▶ [PROMPT]:
From the records below, copy every line that contains the word "高级工程师".

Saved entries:
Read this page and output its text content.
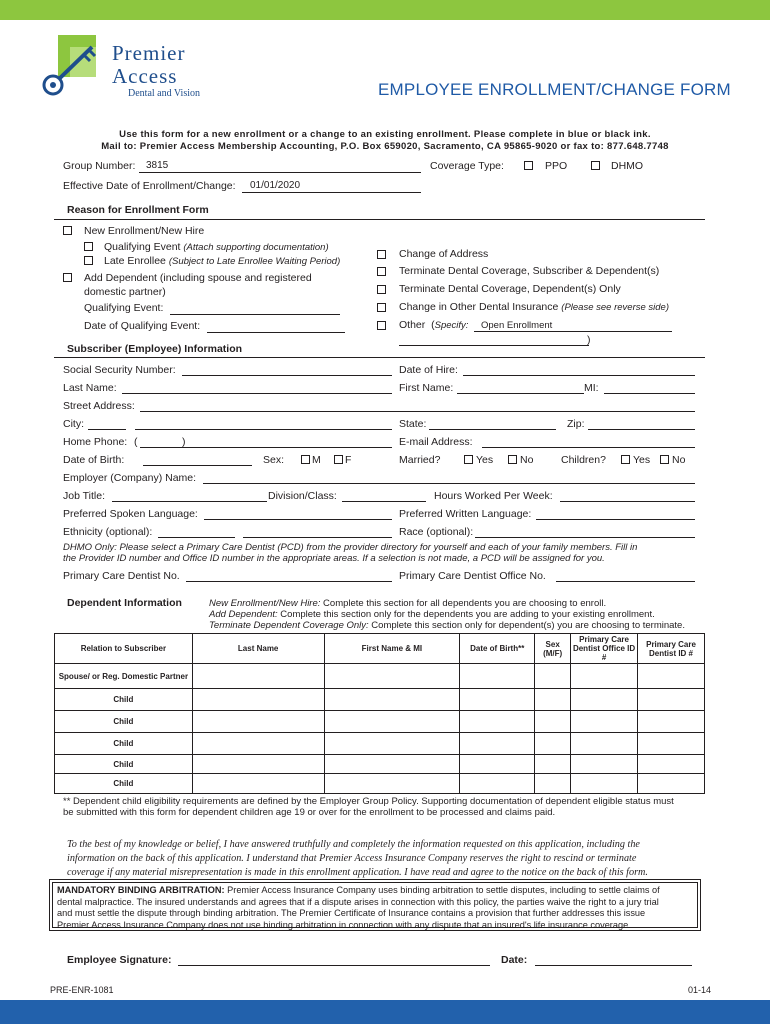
Premier
Access
Dental and Vision	EMPLOYEE ENROLLMENT/CHANGE FORM
Use this form for a new enrollment or a change to an existing enrollment. Please complete in blue or black ink.
Mail to: Premier Access Membership Accounting, P.O. Box 659020, Sacramento, CA 95865-9020 or fax to: 877.648.7748
Group Number: 3815	Coverage Type:	PPO	DHMO
Effective Date of Enrollment/Change: 01/01/2020
Reason for Enrollment Form
New Enrollment/New Hire
Qualifying Event (Attach supporting documentation)
Late Enrollee (Subject to Late Enrollee Waiting Period)
Add Dependent (including spouse and registered
domestic partner)
Qualifying Event:
Date of Qualifying Event:
Change of Address
Terminate Dental Coverage, Subscriber & Dependent(s)
Terminate Dental Coverage, Dependent(s) Only
Change in Other Dental Insurance (Please see reverse side)
Other (Specify: Open Enrollment
)
Subscriber (Employee) Information
Social Security Number:	Date of Hire:
Last Name:	First Name:	MI:
Street Address:
City:	State:	Zip:
Home Phone: (	)	E-mail Address:
Date of Birth:	Sex:	M F	Married?	Yes	No	Children?	Yes No
Employer (Company) Name:
Job Title:	Division/Class:	Hours Worked Per Week:
Preferred Spoken Language:	Preferred Written Language:
Ethnicity (optional):	Race (optional):
DHMO Only: Please select a Primary Care Dentist (PCD) from the provider directory for yourself and each of your family members. Fill in
the Provider ID number and Office ID number in the appropriate areas. If a selection is not made, a PCD will be assigned for you.
Primary Care Dentist No.	Primary Care Dentist Office No.
Dependent Information	New Enrollment/New Hire: Complete this section for all dependents you are choosing to enroll.
Add Dependent: Complete this section only for the dependents you are adding to your existing enrollment.
Terminate Dependent Coverage Only: Complete this section only for dependent(s) you are choosing to terminate.
Relation to Subscriber	Last Name	First Name & MI	Date of Birth**	Sex (M/F)	Primary Care Dentist Office ID #	Primary Care Dentist ID #
Spouse/ or Reg. Domestic Partner						
Child						
Child						
Child						
Child						
Child						
** Dependent child eligibility requirements are defined by the Employer Group Policy. Supporting documentation of dependent eligible status must
be submitted with this form for dependent children age 19 or over for the enrollment to be processed and claims paid.
To the best of my knowledge or belief, I have answered truthfully and completely the information requested on this application, including the
information on the back of this application. I understand that Premier Access Insurance Company reserves the right to rescind or terminate
coverage if any material misrepresentation is made in this enrollment application. I have read and agree to the notice on the back of this form.
MANDATORY BINDING ARBITRATION: Premier Access Insurance Company uses binding arbitration to settle disputes, including to settle claims of
dental malpractice. The insured understands and agrees that if a dispute arises in connection with this policy, the parties waive the right to a jury trial
and must settle the dispute through binding arbitration. The Premier Certificate of Insurance contains a provision that further addresses this issue
Premier Access Insurance Company does not use binding arbitration in connection with any dispute that an insured's life insurance coverage.
Employee Signature:	Date:
PRE-ENR-1081	01-14
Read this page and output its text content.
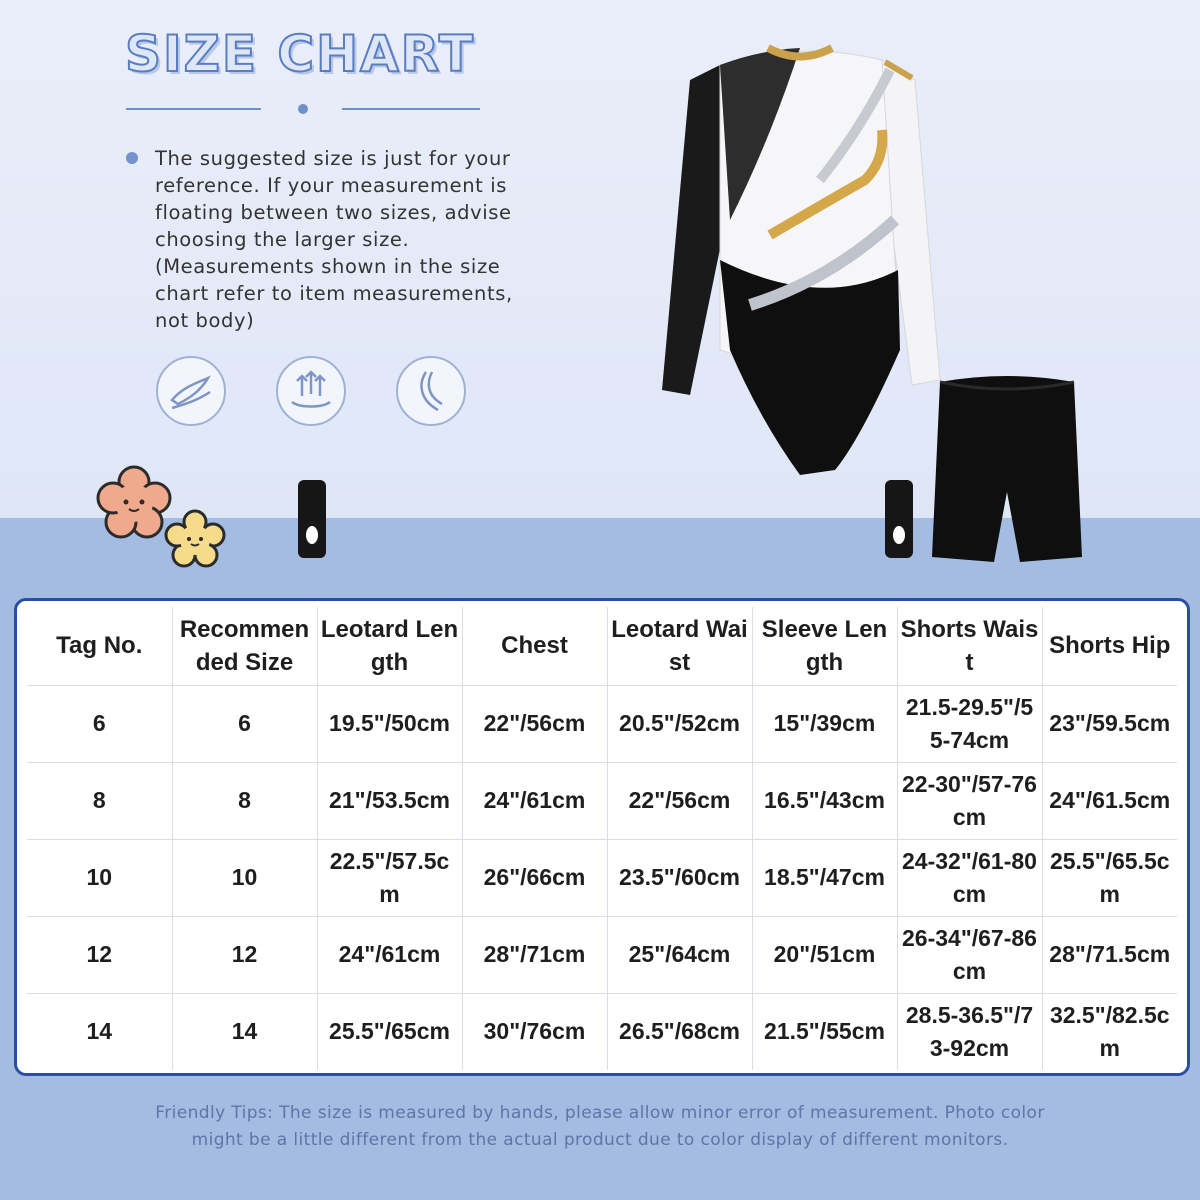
SIZE CHART
The suggested size is just for your
reference. If your measurement is
floating between two sizes, advise
choosing the larger size.
(Measurements shown in the size
chart refer to item measurements,
not body)
Tag No.	Recommended Size	Leotard Length	Chest	Leotard Waist	Sleeve Length	Shorts Waist	Shorts Hip
6	6	19.5"/50cm	22"/56cm	20.5"/52cm	15"/39cm	21.5-29.5"/55-74cm	23"/59.5cm
8	8	21"/53.5cm	24"/61cm	22"/56cm	16.5"/43cm	22-30"/57-76cm	24"/61.5cm
10	10	22.5"/57.5cm	26"/66cm	23.5"/60cm	18.5"/47cm	24-32"/61-80cm	25.5"/65.5cm
12	12	24"/61cm	28"/71cm	25"/64cm	20"/51cm	26-34"/67-86cm	28"/71.5cm
14	14	25.5"/65cm	30"/76cm	26.5"/68cm	21.5"/55cm	28.5-36.5"/73-92cm	32.5"/82.5cm
Friendly Tips: The size is measured by hands, please allow minor error of measurement. Photo color might be a little different from the actual product due to color display of different monitors.
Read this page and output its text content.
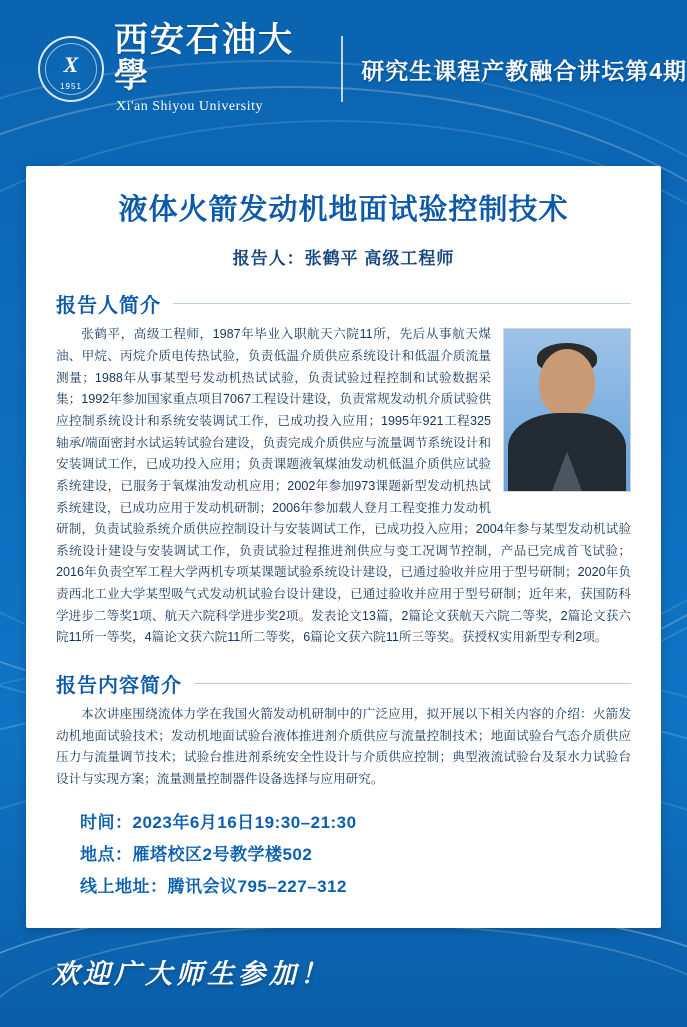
X
1951
西安石油大學
Xi'an Shiyou University
研究生课程产教融合讲坛第4期
液体火箭发动机地面试验控制技术
报告人：张鹤平 高级工程师
报告人简介
张鹤平，高级工程师，1987年毕业入职航天六院11所，先后从事航天煤油、甲烷、丙烷介质电传热试验，负责低温介质供应系统设计和低温介质流量测量；1988年从事某型号发动机热试试验，负责试验过程控制和试验数据采集；1992年参加国家重点项目7067工程设计建设，负责常规发动机介质试验供应控制系统设计和系统安装调试工作，已成功投入应用；1995年921工程325轴承/端面密封水试运转试验台建设，负责完成介质供应与流量调节系统设计和安装调试工作，已成功投入应用；负责课题液氧煤油发动机低温介质供应试验系统建设，已服务于氧煤油发动机应用；2002年参加973课题新型发动机热试系统建设，已成功应用于发动机研制；2006年参加载人登月工程变推力发动机研制，负责试验系统介质供应控制设计与安装调试工作，已成功投入应用；2004年参与某型发动机试验系统设计建设与安装调试工作，负责试验过程推进剂供应与变工况调节控制，产品已完成首飞试验；2016年负责空军工程大学两机专项某课题试验系统设计建设，已通过验收并应用于型号研制；2020年负责西北工业大学某型吸气式发动机试验台设计建设，已通过验收并应用于型号研制；近年来，获国防科学进步二等奖1项、航天六院科学进步奖2项。发表论文13篇，2篇论文获航天六院二等奖，2篇论文获六院11所一等奖，4篇论文获六院11所二等奖，6篇论文获六院11所三等奖。获授权实用新型专利2项。
报告内容简介
本次讲座围绕流体力学在我国火箭发动机研制中的广泛应用，拟开展以下相关内容的介绍：火箭发动机地面试验技术；发动机地面试验台液体推进剂介质供应与流量控制技术；地面试验台气态介质供应压力与流量调节技术；试验台推进剂系统安全性设计与介质供应控制；典型液流试验台及泵水力试验台设计与实现方案；流量测量控制器件设备选择与应用研究。
时间：2023年6月16日19:30–21:30
地点：雁塔校区2号教学楼502
线上地址：腾讯会议795–227–312
欢迎广大师生参加！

▶ [ANSWER TO THE EXERCISE]:
报告人：张鹤平 高级工程师
张鹤平，高级工程师，1987年毕业入职航天六院11所，先后从事航天煤油、甲烷、丙烷介质电传热试验，负责低温介质供应系统设计和低温介质流量测量；1988年从事某型号发动机热试试验，负责试验过程控制和试验数据采集；1992年参加国家重点项目7067工程设计建设，负责常规发动机介质试验供应控制系统设计和系统安装调试工作，已成功投入应用；1995年921工程325轴承/端面密封水试运转试验台建设，负责完成介质供应与流量调节系统设计和安装调试工作，已成功投入应用；负责课题液氧煤油发动机低温介质供应试验系统建设，已服务于氧煤油发动机应用；2002年参加973课题新型发动机热试系统建设，已成功应用于发动机研制；2006年参加载人登月工程变推力发动机研制，负责试验系统介质供应控制设计与安装调试工作，已成功投入应用；2004年参与某型发动机试验系统设计建设与安装调试工作，负责试验过程推进剂供应与变工况调节控制，产品已完成首飞试验；2016年负责空军工程大学两机专项某课题试验系统设计建设，已通过验收并应用于型号研制；2020年负责西北工业大学某型吸气式发动机试验台设计建设，已通过验收并应用于型号研制；近年来，获国防科学进步二等奖1项、航天六院科学进步奖2项。发表论文13篇，2篇论文获航天六院二等奖，2篇论文获六院11所一等奖，4篇论文获六院11所二等奖，6篇论文获六院11所三等奖。获授权实用新型专利2项。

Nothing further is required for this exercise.